Entries |

================================

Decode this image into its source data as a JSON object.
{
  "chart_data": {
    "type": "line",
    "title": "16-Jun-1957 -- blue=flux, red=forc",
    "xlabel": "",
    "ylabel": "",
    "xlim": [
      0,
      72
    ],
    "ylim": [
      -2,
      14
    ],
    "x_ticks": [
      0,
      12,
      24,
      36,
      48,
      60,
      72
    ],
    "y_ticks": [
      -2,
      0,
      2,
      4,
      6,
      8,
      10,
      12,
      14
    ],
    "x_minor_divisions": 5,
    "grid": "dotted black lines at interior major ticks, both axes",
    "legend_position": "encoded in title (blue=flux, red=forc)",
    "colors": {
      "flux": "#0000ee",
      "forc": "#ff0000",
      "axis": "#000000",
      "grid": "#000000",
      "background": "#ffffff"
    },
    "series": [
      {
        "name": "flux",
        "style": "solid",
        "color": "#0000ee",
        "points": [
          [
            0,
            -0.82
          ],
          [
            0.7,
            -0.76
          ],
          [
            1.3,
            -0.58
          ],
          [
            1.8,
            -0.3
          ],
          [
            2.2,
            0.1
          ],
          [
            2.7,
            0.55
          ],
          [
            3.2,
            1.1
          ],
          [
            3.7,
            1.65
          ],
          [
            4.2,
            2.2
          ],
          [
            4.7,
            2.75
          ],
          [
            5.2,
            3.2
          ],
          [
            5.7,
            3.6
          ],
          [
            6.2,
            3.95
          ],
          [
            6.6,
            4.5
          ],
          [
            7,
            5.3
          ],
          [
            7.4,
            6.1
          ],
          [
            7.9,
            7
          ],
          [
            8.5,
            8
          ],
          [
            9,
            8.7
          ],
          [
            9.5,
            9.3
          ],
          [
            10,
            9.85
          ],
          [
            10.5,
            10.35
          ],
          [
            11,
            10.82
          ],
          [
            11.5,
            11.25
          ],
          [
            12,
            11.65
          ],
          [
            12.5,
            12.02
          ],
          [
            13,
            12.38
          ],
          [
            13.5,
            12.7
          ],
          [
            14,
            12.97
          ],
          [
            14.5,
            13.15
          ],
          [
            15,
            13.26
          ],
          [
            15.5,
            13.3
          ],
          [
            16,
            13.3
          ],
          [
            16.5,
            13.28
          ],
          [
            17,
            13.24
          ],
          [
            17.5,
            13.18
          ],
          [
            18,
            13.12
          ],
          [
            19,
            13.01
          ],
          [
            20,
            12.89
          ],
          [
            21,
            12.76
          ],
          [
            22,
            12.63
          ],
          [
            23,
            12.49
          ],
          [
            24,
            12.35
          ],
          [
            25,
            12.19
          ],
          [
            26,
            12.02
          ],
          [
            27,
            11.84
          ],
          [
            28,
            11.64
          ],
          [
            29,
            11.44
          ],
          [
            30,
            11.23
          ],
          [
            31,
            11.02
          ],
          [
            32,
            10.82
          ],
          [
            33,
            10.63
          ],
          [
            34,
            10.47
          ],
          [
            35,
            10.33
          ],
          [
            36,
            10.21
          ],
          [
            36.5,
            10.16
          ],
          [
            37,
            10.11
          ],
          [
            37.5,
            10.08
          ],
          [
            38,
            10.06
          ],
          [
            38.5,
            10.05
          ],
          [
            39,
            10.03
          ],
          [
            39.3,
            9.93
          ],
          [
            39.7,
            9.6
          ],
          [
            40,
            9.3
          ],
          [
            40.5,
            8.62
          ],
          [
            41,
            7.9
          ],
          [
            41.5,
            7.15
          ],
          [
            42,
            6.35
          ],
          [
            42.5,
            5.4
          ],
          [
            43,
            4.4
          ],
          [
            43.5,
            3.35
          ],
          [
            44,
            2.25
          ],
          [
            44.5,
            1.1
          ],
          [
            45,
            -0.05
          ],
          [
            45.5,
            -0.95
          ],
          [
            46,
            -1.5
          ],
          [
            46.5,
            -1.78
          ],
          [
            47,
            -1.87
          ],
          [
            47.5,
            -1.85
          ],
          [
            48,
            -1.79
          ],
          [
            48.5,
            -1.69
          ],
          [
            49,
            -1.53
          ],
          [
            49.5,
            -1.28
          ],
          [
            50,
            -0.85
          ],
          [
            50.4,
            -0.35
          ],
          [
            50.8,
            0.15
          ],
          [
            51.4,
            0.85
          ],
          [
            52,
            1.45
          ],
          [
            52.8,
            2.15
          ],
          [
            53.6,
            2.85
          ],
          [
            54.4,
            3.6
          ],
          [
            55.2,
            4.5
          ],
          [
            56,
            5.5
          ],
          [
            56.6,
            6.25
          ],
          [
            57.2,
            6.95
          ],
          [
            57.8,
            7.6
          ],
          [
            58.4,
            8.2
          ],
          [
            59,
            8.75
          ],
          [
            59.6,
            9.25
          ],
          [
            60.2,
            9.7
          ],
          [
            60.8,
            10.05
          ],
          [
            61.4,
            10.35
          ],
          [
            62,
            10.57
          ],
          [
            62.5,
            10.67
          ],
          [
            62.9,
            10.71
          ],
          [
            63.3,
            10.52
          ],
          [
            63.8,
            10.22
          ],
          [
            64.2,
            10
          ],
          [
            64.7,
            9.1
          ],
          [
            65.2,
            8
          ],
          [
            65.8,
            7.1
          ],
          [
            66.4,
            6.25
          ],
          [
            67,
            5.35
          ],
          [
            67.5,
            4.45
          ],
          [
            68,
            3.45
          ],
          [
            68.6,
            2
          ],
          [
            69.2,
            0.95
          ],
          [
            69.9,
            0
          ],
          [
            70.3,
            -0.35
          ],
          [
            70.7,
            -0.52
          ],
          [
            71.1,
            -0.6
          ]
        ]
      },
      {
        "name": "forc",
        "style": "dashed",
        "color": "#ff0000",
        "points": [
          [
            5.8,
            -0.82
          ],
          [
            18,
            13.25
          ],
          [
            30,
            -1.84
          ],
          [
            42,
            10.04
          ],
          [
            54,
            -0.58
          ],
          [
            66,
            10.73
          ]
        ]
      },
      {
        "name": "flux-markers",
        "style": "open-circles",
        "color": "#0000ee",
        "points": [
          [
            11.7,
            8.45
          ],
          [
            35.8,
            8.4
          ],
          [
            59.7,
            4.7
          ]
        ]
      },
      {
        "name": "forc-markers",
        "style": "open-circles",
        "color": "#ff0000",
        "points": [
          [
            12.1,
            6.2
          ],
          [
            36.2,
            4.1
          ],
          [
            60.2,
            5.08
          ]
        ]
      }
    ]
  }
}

================================

Write the data from above out again, exactly.

Solution for this task |
Decode this image into its source data as a JSON object.
{
  "chart_data": {
    "type": "line",
    "title": "16-Jun-1957 -- blue=flux, red=forc",
    "xlabel": "",
    "ylabel": "",
    "xlim": [
      0,
      72
    ],
    "ylim": [
      -2,
      14
    ],
    "x_ticks": [
      0,
      12,
      24,
      36,
      48,
      60,
      72
    ],
    "y_ticks": [
      -2,
      0,
      2,
      4,
      6,
      8,
      10,
      12,
      14
    ],
    "x_minor_divisions": 5,
    "grid": "dotted black lines at interior major ticks, both axes",
    "legend_position": "encoded in title (blue=flux, red=forc)",
    "colors": {
      "flux": "#0000ee",
      "forc": "#ff0000",
      "axis": "#000000",
      "grid": "#000000",
      "background": "#ffffff"
    },
    "series": [
      {
        "name": "flux",
        "style": "solid",
        "color": "#0000ee",
        "points": [
          [
            0,
            -0.82
          ],
          [
            0.7,
            -0.76
          ],
          [
            1.3,
            -0.58
          ],
          [
            1.8,
            -0.3
          ],
          [
            2.2,
            0.1
          ],
          [
            2.7,
            0.55
          ],
          [
            3.2,
            1.1
          ],
          [
            3.7,
            1.65
          ],
          [
            4.2,
            2.2
          ],
          [
            4.7,
            2.75
          ],
          [
            5.2,
            3.2
          ],
          [
            5.7,
            3.6
          ],
          [
            6.2,
            3.95
          ],
          [
            6.6,
            4.5
          ],
          [
            7,
            5.3
          ],
          [
            7.4,
            6.1
          ],
          [
            7.9,
            7
          ],
          [
            8.5,
            8
          ],
          [
            9,
            8.7
          ],
          [
            9.5,
            9.3
          ],
          [
            10,
            9.85
          ],
          [
            10.5,
            10.35
          ],
          [
            11,
            10.82
          ],
          [
            11.5,
            11.25
          ],
          [
            12,
            11.65
          ],
          [
            12.5,
            12.02
          ],
          [
            13,
            12.38
          ],
          [
            13.5,
            12.7
          ],
          [
            14,
            12.97
          ],
          [
            14.5,
            13.15
          ],
          [
            15,
            13.26
          ],
          [
            15.5,
            13.3
          ],
          [
            16,
            13.3
          ],
          [
            16.5,
            13.28
          ],
          [
            17,
            13.24
          ],
          [
            17.5,
            13.18
          ],
          [
            18,
            13.12
          ],
          [
            19,
            13.01
          ],
          [
            20,
            12.89
          ],
          [
            21,
            12.76
          ],
          [
            22,
            12.63
          ],
          [
            23,
            12.49
          ],
          [
            24,
            12.35
          ],
          [
            25,
            12.19
          ],
          [
            26,
            12.02
          ],
          [
            27,
            11.84
          ],
          [
            28,
            11.64
          ],
          [
            29,
            11.44
          ],
          [
            30,
            11.23
          ],
          [
            31,
            11.02
          ],
          [
            32,
            10.82
          ],
          [
            33,
            10.63
          ],
          [
            34,
            10.47
          ],
          [
            35,
            10.33
          ],
          [
            36,
            10.21
          ],
          [
            36.5,
            10.16
          ],
          [
            37,
            10.11
          ],
          [
            37.5,
            10.08
          ],
          [
            38,
            10.06
          ],
          [
            38.5,
            10.05
          ],
          [
            39,
            10.03
          ],
          [
            39.3,
            9.93
          ],
          [
            39.7,
            9.6
          ],
          [
            40,
            9.3
          ],
          [
            40.5,
            8.62
          ],
          [
            41,
            7.9
          ],
          [
            41.5,
            7.15
          ],
          [
            42,
            6.35
          ],
          [
            42.5,
            5.4
          ],
          [
            43,
            4.4
          ],
          [
            43.5,
            3.35
          ],
          [
            44,
            2.25
          ],
          [
            44.5,
            1.1
          ],
          [
            45,
            -0.05
          ],
          [
            45.5,
            -0.95
          ],
          [
            46,
            -1.5
          ],
          [
            46.5,
            -1.78
          ],
          [
            47,
            -1.87
          ],
          [
            47.5,
            -1.85
          ],
          [
            48,
            -1.79
          ],
          [
            48.5,
            -1.69
          ],
          [
            49,
            -1.53
          ],
          [
            49.5,
            -1.28
          ],
          [
            50,
            -0.85
          ],
          [
            50.4,
            -0.35
          ],
          [
            50.8,
            0.15
          ],
          [
            51.4,
            0.85
          ],
          [
            52,
            1.45
          ],
          [
            52.8,
            2.15
          ],
          [
            53.6,
            2.85
          ],
          [
            54.4,
            3.6
          ],
          [
            55.2,
            4.5
          ],
          [
            56,
            5.5
          ],
          [
            56.6,
            6.25
          ],
          [
            57.2,
            6.95
          ],
          [
            57.8,
            7.6
          ],
          [
            58.4,
            8.2
          ],
          [
            59,
            8.75
          ],
          [
            59.6,
            9.25
          ],
          [
            60.2,
            9.7
          ],
          [
            60.8,
            10.05
          ],
          [
            61.4,
            10.35
          ],
          [
            62,
            10.57
          ],
          [
            62.5,
            10.67
          ],
          [
            62.9,
            10.71
          ],
          [
            63.3,
            10.52
          ],
          [
            63.8,
            10.22
          ],
          [
            64.2,
            10
          ],
          [
            64.7,
            9.1
          ],
          [
            65.2,
            8
          ],
          [
            65.8,
            7.1
          ],
          [
            66.4,
            6.25
          ],
          [
            67,
            5.35
          ],
          [
            67.5,
            4.45
          ],
          [
            68,
            3.45
          ],
          [
            68.6,
            2
          ],
          [
            69.2,
            0.95
          ],
          [
            69.9,
            0
          ],
          [
            70.3,
            -0.35
          ],
          [
            70.7,
            -0.52
          ],
          [
            71.1,
            -0.6
          ]
        ]
      },
      {
        "name": "forc",
        "style": "dashed",
        "color": "#ff0000",
        "points": [
          [
            5.8,
            -0.82
          ],
          [
            18,
            13.25
          ],
          [
            30,
            -1.84
          ],
          [
            42,
            10.04
          ],
          [
            54,
            -0.58
          ],
          [
            66,
            10.73
          ]
        ]
      },
      {
        "name": "flux-markers",
        "style": "open-circles",
        "color": "#0000ee",
        "points": [
          [
            11.7,
            8.45
          ],
          [
            35.8,
            8.4
          ],
          [
            59.7,
            4.7
          ]
        ]
      },
      {
        "name": "forc-markers",
        "style": "open-circles",
        "color": "#ff0000",
        "points": [
          [
            12.1,
            6.2
          ],
          [
            36.2,
            4.1
          ],
          [
            60.2,
            5.08
          ]
        ]
      }
    ]
  }
}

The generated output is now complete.